Begin

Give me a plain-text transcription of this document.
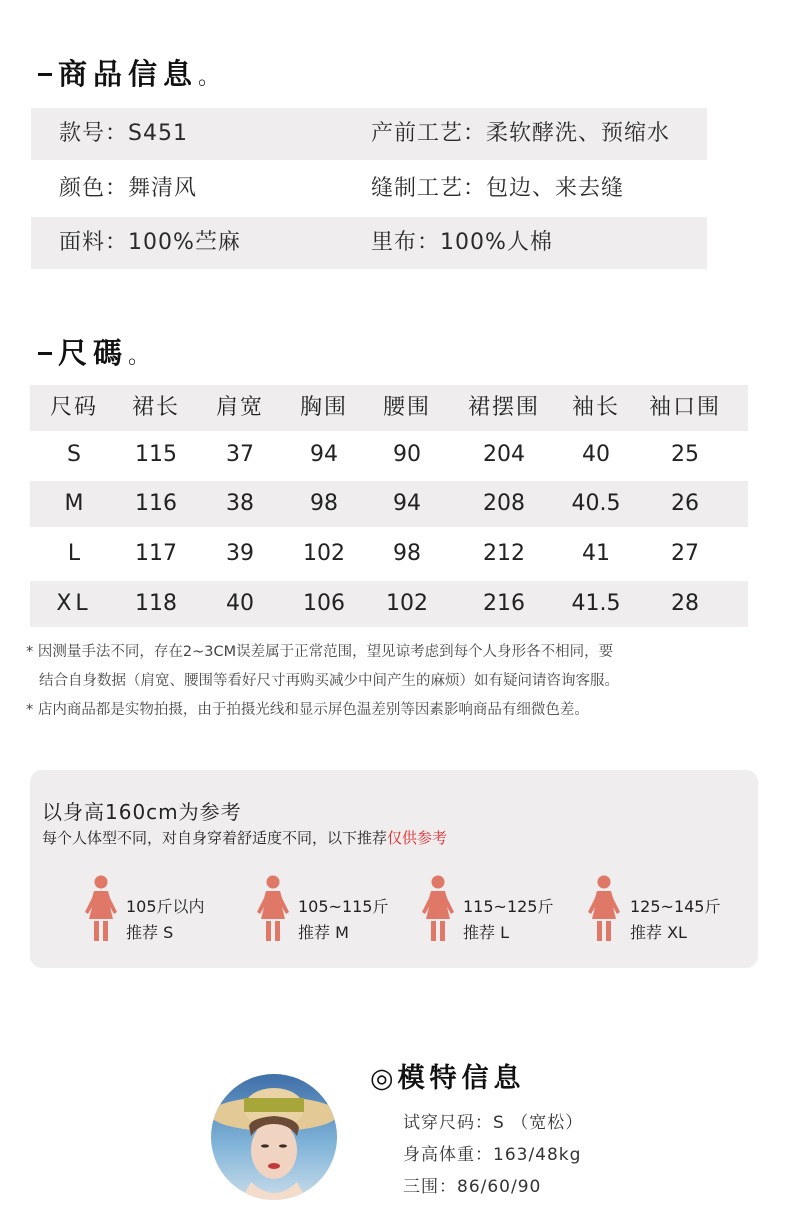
商品信息。
款号：S451	产前工艺：柔软酵洗、预缩水
颜色：舞清风	缝制工艺：包边、来去缝
面料：100%苎麻	里布：100%人棉
尺碼。
尺码 裙长 肩宽 胸围 腰围 裙摆围 袖长 袖口围
S 115 37	94	90	204	40	25
M 116 38	98	94	208 40.5 26
L 117 39 102 98	212	41	27
XL 118 40 106 102	216 41.5 28

* 因测量手法不同，存在2~3CM误差属于正常范围，望见谅考虑到每个人身形各不相同，要

结合自身数据（肩宽、腰围等看好尺寸再购买减少中间产生的麻烦）如有疑问请咨询客服。

* 店内商品都是实物拍摄，由于拍摄光线和显示屏色温差别等因素影响商品有细微色差。

以身高160cm为参考
每个人体型不同，对自身穿着舒适度不同，以下推荐仅供参考
105斤以内
推荐 S
105~115斤
推荐 M
115~125斤
推荐 L
125~145斤
推荐 XL
◎ 模特信息
试穿尺码：S （宽松）
身高体重：163/48kg
三围：86/60/90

End

Strip out the images, then output the records above word for word.

Give me a plain-text transcription of this document.
商品信息。
款号：S451	产前工艺：柔软酵洗、预缩水
颜色：舞清风	缝制工艺：包边、来去缝
面料：100%苎麻	里布：100%人棉
尺碼。
尺码 裙长 肩宽 胸围 腰围 裙摆围 袖长 袖口围
S 115 37	94	90	204	40	25
M 116 38	98	94	208 40.5 26
L 117 39 102 98	212	41	27
XL 118 40 106 102	216 41.5 28

* 因测量手法不同，存在2~3CM误差属于正常范围，望见谅考虑到每个人身形各不相同，要

结合自身数据（肩宽、腰围等看好尺寸再购买减少中间产生的麻烦）如有疑问请咨询客服。

* 店内商品都是实物拍摄，由于拍摄光线和显示屏色温差别等因素影响商品有细微色差。

以身高160cm为参考
每个人体型不同，对自身穿着舒适度不同，以下推荐仅供参考
105斤以内
推荐 S
105~115斤
推荐 M
115~125斤
推荐 L
125~145斤
推荐 XL
◎ 模特信息
试穿尺码：S （宽松）
身高体重：163/48kg
三围：86/60/90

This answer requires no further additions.